Requirements
Identify the lines that contain the string "随着中国特色社会主义法律体系的形成" and copy all of them.

The records

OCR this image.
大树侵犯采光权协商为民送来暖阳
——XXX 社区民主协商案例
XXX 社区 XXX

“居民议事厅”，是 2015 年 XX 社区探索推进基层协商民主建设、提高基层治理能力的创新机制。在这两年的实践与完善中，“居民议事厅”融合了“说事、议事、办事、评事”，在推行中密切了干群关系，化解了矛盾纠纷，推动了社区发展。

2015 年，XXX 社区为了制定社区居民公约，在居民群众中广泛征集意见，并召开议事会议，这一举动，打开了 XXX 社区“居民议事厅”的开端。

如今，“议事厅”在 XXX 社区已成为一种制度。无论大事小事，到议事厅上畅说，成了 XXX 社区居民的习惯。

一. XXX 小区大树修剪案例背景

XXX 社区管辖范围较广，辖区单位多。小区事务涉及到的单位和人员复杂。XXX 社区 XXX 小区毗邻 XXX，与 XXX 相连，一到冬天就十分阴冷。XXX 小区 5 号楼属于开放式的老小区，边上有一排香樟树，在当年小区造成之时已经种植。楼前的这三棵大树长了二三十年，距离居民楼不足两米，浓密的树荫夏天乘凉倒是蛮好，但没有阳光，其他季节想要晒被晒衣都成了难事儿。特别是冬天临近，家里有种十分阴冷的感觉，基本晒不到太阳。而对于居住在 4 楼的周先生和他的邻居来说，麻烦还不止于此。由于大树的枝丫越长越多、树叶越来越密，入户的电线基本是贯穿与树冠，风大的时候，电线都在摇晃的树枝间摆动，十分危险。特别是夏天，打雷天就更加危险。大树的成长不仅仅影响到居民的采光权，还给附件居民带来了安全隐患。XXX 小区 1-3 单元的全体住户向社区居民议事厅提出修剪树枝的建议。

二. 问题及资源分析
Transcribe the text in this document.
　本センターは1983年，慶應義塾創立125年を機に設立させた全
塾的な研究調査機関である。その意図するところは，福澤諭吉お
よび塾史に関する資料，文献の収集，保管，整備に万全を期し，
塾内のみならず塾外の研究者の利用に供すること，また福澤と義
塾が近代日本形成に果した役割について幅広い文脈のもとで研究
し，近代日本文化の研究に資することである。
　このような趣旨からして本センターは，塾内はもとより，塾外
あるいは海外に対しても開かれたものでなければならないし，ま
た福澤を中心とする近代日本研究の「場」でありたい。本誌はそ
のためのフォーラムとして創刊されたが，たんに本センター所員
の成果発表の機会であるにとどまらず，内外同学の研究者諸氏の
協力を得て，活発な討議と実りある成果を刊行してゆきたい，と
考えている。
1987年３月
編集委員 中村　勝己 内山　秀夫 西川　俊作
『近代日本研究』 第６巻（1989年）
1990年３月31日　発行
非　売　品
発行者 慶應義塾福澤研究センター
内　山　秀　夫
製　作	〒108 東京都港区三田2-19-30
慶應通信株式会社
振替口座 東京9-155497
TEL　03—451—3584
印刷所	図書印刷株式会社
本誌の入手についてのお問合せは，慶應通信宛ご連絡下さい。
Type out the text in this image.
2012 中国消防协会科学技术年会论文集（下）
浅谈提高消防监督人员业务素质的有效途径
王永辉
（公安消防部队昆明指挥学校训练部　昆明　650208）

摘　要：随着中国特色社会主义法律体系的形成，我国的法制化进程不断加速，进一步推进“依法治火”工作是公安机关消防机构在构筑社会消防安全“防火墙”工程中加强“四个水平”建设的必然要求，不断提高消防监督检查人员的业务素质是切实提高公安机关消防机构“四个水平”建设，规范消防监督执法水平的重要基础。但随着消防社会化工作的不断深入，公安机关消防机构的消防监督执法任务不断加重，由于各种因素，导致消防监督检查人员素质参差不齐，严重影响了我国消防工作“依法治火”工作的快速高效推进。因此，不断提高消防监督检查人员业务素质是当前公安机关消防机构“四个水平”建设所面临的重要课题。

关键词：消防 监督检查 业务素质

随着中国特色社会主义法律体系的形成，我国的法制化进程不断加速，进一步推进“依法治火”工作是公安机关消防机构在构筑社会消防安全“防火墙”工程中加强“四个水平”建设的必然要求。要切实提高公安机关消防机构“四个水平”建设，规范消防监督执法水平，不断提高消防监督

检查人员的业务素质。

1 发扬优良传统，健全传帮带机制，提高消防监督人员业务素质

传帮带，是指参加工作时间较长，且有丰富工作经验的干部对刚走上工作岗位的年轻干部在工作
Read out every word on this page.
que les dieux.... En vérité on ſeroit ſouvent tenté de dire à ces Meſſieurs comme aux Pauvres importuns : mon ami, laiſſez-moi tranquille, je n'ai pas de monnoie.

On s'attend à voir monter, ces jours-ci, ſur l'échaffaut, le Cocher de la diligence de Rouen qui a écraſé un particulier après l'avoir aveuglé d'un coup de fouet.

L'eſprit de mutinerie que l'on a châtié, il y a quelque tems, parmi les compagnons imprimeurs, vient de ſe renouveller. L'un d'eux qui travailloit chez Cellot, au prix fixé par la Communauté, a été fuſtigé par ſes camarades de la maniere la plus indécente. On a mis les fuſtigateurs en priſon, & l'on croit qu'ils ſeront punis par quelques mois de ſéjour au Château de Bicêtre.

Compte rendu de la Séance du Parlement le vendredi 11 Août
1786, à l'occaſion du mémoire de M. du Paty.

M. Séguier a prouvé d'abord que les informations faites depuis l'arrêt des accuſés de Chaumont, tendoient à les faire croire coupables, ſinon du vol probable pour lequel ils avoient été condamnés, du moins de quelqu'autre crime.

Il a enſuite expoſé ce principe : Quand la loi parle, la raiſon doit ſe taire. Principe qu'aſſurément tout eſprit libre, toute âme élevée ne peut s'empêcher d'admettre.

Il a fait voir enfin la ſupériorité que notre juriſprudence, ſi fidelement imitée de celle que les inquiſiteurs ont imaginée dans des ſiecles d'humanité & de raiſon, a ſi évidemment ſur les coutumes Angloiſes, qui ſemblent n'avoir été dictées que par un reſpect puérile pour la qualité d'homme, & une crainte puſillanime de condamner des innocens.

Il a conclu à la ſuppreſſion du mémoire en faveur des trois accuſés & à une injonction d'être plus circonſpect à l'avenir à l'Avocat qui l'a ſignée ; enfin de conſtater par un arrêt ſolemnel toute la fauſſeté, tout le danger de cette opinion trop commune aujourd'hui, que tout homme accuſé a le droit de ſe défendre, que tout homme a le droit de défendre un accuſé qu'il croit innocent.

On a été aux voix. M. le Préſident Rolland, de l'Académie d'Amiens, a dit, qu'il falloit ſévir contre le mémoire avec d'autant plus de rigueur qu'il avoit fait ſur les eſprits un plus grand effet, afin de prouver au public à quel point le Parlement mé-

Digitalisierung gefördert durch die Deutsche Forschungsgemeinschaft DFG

Output below
摘　要：随着中国特色社会主义法律体系的形成，我国的法制化进程不断加速，进一步推进“依法治火”工作是公安机关消防机构在构筑社会消防安全“防火墙”工程中加强“四个水平”建设的必然要求，不断提高消防监督检查人员的业务素质是切实提高公安机关消防机构“四个水平”建设，规范消防监督执法水平的重要基础。但随着消防社会化工作的不断深入，公安机关消防机构的消防监督执法任务不断加重，由于各种因素，导致消防监督检查人员素质参差不齐，严重影响了我国消防工作“依法治火”工作的快速高效推进。因此，不断提高消防监督检查人员业务素质是当前公安机关消防机构“四个水平”建设所面临的重要课题。
随着中国特色社会主义法律体系的形成，我国的法制化进程不断加速，进一步推进“依法治火”工作是公安机关消防机构在构筑社会消防安全“防火墙”工程中加强“四个水平”建设的必然要求。要切实提高公安机关消防机构“四个水平”建设，规范消防监督执法水平，不断提高消防监督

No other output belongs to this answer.